#### PROBLEM DESCRIPTION:
Swap every "guamanian-point" in the entries below for "chamorro-point", and reproduce all the lines with nothing else altered.

__________________________________________________

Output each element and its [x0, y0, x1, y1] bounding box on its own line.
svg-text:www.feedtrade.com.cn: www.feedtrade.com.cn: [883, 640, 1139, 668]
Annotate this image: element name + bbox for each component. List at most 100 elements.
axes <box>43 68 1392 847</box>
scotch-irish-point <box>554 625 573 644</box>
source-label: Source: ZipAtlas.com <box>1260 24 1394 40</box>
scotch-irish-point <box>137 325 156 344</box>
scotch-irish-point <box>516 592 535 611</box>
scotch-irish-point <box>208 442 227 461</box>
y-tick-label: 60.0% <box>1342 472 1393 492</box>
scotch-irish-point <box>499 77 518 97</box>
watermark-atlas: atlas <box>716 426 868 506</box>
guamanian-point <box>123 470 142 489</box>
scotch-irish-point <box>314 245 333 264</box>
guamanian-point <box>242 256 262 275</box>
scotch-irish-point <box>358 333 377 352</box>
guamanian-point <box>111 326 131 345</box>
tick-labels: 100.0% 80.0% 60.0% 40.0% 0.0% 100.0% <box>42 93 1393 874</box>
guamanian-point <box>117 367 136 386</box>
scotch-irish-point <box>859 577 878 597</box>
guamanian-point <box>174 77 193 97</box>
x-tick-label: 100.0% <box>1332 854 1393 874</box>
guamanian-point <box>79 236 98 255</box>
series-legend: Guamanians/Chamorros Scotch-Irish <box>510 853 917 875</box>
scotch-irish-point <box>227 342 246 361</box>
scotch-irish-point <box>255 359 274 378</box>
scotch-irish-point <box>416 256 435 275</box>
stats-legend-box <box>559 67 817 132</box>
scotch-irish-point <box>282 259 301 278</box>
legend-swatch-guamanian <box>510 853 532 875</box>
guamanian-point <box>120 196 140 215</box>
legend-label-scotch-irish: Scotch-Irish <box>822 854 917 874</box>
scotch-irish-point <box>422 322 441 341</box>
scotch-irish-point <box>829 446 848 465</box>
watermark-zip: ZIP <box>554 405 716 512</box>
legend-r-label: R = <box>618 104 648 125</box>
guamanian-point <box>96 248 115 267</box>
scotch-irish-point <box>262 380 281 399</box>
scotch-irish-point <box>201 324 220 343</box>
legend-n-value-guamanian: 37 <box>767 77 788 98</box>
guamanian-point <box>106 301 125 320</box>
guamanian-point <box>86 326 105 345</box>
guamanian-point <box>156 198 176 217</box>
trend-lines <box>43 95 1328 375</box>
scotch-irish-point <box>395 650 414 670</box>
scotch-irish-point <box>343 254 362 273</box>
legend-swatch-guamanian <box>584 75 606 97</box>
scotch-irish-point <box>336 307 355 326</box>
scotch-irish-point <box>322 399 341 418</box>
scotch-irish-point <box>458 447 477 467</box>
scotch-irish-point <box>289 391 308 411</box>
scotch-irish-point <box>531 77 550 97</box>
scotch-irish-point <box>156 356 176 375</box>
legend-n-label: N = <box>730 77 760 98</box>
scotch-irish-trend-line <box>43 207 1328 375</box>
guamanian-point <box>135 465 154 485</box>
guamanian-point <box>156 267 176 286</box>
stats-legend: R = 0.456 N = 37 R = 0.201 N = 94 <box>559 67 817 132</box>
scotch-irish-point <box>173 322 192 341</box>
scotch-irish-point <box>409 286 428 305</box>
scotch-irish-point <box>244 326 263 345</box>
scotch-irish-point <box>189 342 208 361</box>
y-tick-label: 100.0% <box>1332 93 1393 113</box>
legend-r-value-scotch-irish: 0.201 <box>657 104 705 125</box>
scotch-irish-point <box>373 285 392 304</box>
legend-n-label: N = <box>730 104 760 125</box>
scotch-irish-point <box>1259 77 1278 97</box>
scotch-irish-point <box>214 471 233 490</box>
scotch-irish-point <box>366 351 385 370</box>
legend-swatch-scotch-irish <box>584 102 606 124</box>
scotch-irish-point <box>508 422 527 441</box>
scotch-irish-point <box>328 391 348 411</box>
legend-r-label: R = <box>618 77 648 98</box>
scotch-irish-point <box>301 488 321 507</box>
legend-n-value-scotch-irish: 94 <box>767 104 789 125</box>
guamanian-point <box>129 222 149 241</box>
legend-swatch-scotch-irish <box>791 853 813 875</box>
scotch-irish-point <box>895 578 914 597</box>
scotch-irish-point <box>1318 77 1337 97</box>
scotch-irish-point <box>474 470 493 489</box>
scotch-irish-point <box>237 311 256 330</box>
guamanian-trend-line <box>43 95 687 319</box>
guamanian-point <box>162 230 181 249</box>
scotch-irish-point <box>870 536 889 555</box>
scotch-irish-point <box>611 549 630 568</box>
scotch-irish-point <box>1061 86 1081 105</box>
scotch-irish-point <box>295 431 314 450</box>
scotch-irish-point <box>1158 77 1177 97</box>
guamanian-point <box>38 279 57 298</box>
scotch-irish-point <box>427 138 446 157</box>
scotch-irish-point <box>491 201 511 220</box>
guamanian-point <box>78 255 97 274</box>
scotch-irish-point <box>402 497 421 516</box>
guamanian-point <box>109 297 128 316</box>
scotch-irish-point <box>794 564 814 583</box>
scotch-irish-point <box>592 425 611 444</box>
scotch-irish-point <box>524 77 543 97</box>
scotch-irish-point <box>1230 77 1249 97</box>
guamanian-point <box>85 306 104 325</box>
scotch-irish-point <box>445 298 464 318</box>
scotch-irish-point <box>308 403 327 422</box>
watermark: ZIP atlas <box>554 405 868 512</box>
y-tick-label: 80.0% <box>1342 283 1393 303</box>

__________________________________________________

#### EXERCISE SOLUTION:
Output each element and its [x0, y0, x1, y1] bounding box on its own line.
svg-text:www.feedtrade.com.cn: www.feedtrade.com.cn: [883, 640, 1139, 668]
Annotate this image: element name + bbox for each component. List at most 100 elements.
axes <box>43 68 1392 847</box>
scotch-irish-point <box>554 625 573 644</box>
source-label: Source: ZipAtlas.com <box>1260 24 1394 40</box>
scotch-irish-point <box>137 325 156 344</box>
scotch-irish-point <box>516 592 535 611</box>
scotch-irish-point <box>208 442 227 461</box>
y-tick-label: 60.0% <box>1342 472 1393 492</box>
scotch-irish-point <box>499 77 518 97</box>
watermark-atlas: atlas <box>716 426 868 506</box>
chamorro-point <box>123 470 142 489</box>
scotch-irish-point <box>314 245 333 264</box>
chamorro-point <box>242 256 262 275</box>
scotch-irish-point <box>358 333 377 352</box>
chamorro-point <box>111 326 131 345</box>
tick-labels: 100.0% 80.0% 60.0% 40.0% 0.0% 100.0% <box>42 93 1393 874</box>
chamorro-point <box>117 367 136 386</box>
scotch-irish-point <box>859 577 878 597</box>
chamorro-point <box>174 77 193 97</box>
x-tick-label: 100.0% <box>1332 854 1393 874</box>
chamorro-point <box>79 236 98 255</box>
series-legend: Guamanians/Chamorros Scotch-Irish <box>510 853 917 875</box>
scotch-irish-point <box>227 342 246 361</box>
scotch-irish-point <box>255 359 274 378</box>
scotch-irish-point <box>416 256 435 275</box>
stats-legend-box <box>559 67 817 132</box>
scotch-irish-point <box>282 259 301 278</box>
legend-swatch-guamanian <box>510 853 532 875</box>
chamorro-point <box>120 196 140 215</box>
legend-label-scotch-irish: Scotch-Irish <box>822 854 917 874</box>
scotch-irish-point <box>422 322 441 341</box>
scotch-irish-point <box>829 446 848 465</box>
watermark-zip: ZIP <box>554 405 716 512</box>
legend-r-label: R = <box>618 104 648 125</box>
chamorro-point <box>96 248 115 267</box>
scotch-irish-point <box>262 380 281 399</box>
scotch-irish-point <box>201 324 220 343</box>
legend-n-value-guamanian: 37 <box>767 77 788 98</box>
chamorro-point <box>106 301 125 320</box>
chamorro-point <box>86 326 105 345</box>
chamorro-point <box>156 198 176 217</box>
trend-lines <box>43 95 1328 375</box>
scotch-irish-point <box>395 650 414 670</box>
scotch-irish-point <box>343 254 362 273</box>
legend-swatch-guamanian <box>584 75 606 97</box>
scotch-irish-point <box>336 307 355 326</box>
scotch-irish-point <box>322 399 341 418</box>
scotch-irish-point <box>458 447 477 467</box>
scotch-irish-point <box>289 391 308 411</box>
scotch-irish-point <box>531 77 550 97</box>
scotch-irish-point <box>156 356 176 375</box>
legend-n-label: N = <box>730 77 760 98</box>
scotch-irish-trend-line <box>43 207 1328 375</box>
chamorro-point <box>135 465 154 485</box>
chamorro-point <box>156 267 176 286</box>
stats-legend: R = 0.456 N = 37 R = 0.201 N = 94 <box>559 67 817 132</box>
scotch-irish-point <box>173 322 192 341</box>
scotch-irish-point <box>409 286 428 305</box>
scotch-irish-point <box>244 326 263 345</box>
scotch-irish-point <box>189 342 208 361</box>
y-tick-label: 100.0% <box>1332 93 1393 113</box>
legend-r-value-scotch-irish: 0.201 <box>657 104 705 125</box>
scotch-irish-point <box>373 285 392 304</box>
legend-n-label: N = <box>730 104 760 125</box>
scotch-irish-point <box>1259 77 1278 97</box>
scotch-irish-point <box>214 471 233 490</box>
scotch-irish-point <box>366 351 385 370</box>
legend-swatch-scotch-irish <box>584 102 606 124</box>
scotch-irish-point <box>508 422 527 441</box>
scotch-irish-point <box>328 391 348 411</box>
legend-r-label: R = <box>618 77 648 98</box>
scotch-irish-point <box>301 488 321 507</box>
legend-n-value-scotch-irish: 94 <box>767 104 789 125</box>
chamorro-point <box>129 222 149 241</box>
legend-swatch-scotch-irish <box>791 853 813 875</box>
scotch-irish-point <box>895 578 914 597</box>
scotch-irish-point <box>1318 77 1337 97</box>
scotch-irish-point <box>474 470 493 489</box>
scotch-irish-point <box>237 311 256 330</box>
guamanian-trend-line <box>43 95 687 319</box>
chamorro-point <box>162 230 181 249</box>
scotch-irish-point <box>870 536 889 555</box>
scotch-irish-point <box>611 549 630 568</box>
scotch-irish-point <box>1061 86 1081 105</box>
scotch-irish-point <box>295 431 314 450</box>
scotch-irish-point <box>1158 77 1177 97</box>
chamorro-point <box>38 279 57 298</box>
scotch-irish-point <box>427 138 446 157</box>
scotch-irish-point <box>491 201 511 220</box>
chamorro-point <box>78 255 97 274</box>
scotch-irish-point <box>402 497 421 516</box>
chamorro-point <box>109 297 128 316</box>
scotch-irish-point <box>794 564 814 583</box>
scotch-irish-point <box>592 425 611 444</box>
scotch-irish-point <box>524 77 543 97</box>
scotch-irish-point <box>1230 77 1249 97</box>
chamorro-point <box>85 306 104 325</box>
scotch-irish-point <box>445 298 464 318</box>
scotch-irish-point <box>308 403 327 422</box>
watermark: ZIP atlas <box>554 405 868 512</box>
y-tick-label: 80.0% <box>1342 283 1393 303</box>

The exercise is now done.